> **EXERCISE OBJECTIVE**
Print out the entries below with no edits.

> **MATERIAL SUPPLIED**
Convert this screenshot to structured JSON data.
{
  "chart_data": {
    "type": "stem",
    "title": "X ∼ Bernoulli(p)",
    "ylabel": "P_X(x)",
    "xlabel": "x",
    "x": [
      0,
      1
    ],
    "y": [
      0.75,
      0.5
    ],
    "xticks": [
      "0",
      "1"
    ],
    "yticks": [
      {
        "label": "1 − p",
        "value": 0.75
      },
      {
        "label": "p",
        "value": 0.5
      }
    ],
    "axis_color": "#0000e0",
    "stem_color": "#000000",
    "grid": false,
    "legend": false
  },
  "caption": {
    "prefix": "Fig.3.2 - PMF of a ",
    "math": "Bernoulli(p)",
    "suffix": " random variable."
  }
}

> **IN RESPONSE**
Convert this screenshot to structured JSON data.
{
  "chart_data": {
    "type": "stem",
    "title": "X ∼ Bernoulli(p)",
    "ylabel": "P_X(x)",
    "xlabel": "x",
    "x": [
      0,
      1
    ],
    "y": [
      0.75,
      0.5
    ],
    "xticks": [
      "0",
      "1"
    ],
    "yticks": [
      {
        "label": "1 − p",
        "value": 0.75
      },
      {
        "label": "p",
        "value": 0.5
      }
    ],
    "axis_color": "#0000e0",
    "stem_color": "#000000",
    "grid": false,
    "legend": false
  },
  "caption": {
    "prefix": "Fig.3.2 - PMF of a ",
    "math": "Bernoulli(p)",
    "suffix": " random variable."
  }
}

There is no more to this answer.